▶ _OBJECTIVE_:
Write out each line in which the string "islas" is present.

▶ _GIVEN RECORDS_:
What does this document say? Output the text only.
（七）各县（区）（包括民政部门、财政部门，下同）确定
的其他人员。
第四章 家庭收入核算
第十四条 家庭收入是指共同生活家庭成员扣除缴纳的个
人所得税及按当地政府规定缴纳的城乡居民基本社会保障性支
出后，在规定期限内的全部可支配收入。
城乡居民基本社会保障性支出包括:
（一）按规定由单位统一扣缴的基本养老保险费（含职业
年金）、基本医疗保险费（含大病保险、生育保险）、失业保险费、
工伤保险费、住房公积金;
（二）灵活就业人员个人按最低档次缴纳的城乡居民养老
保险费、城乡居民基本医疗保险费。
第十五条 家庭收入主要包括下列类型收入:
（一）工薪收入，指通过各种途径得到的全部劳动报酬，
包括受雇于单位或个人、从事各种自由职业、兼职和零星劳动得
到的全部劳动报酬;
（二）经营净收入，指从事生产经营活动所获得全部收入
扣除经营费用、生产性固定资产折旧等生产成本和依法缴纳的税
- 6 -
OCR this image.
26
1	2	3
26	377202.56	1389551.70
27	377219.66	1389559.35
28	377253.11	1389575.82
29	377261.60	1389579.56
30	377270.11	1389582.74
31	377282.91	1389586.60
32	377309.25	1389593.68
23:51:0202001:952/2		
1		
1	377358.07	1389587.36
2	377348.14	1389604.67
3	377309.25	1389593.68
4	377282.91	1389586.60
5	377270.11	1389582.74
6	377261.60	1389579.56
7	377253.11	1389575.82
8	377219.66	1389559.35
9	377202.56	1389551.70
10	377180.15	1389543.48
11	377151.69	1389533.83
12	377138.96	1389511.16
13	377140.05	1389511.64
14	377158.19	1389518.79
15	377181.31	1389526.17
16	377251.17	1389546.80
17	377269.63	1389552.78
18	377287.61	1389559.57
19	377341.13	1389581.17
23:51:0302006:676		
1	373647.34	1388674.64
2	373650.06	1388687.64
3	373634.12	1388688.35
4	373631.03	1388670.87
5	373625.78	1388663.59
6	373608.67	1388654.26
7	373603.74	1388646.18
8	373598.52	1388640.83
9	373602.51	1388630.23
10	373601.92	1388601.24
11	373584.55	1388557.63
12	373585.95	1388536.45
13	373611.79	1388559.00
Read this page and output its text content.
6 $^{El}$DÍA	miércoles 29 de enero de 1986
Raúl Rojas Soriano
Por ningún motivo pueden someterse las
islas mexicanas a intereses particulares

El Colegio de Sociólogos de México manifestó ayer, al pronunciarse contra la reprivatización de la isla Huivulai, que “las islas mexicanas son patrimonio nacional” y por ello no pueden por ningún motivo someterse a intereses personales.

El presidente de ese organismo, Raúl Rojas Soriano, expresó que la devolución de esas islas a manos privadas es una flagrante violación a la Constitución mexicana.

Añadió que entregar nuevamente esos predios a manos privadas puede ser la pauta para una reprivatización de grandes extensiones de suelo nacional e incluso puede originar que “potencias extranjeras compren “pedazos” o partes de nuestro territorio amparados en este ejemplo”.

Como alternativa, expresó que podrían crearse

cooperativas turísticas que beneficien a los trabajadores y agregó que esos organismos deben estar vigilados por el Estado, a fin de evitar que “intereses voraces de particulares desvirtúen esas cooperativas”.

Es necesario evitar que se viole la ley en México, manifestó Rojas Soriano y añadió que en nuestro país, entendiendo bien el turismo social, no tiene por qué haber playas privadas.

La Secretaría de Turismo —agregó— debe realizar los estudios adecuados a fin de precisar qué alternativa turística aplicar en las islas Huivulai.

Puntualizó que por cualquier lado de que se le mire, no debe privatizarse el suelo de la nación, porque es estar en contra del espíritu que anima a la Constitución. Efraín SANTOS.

▶ _RESPONSE TO THE TASK_:
islas mexicanas a intereses particulares
El Colegio de Sociólogos de México manifestó ayer, al pronunciarse contra la reprivatización de la isla Huivulai, que “las islas mexicanas son patrimonio nacional” y por ello no pueden por ningún motivo someterse a intereses personales.
El presidente de ese organismo, Raúl Rojas Soriano, expresó que la devolución de esas islas a manos privadas es una flagrante violación a la Constitución mexicana.
La Secretaría de Turismo —agregó— debe realizar los estudios adecuados a fin de precisar qué alternativa turística aplicar en las islas Huivulai.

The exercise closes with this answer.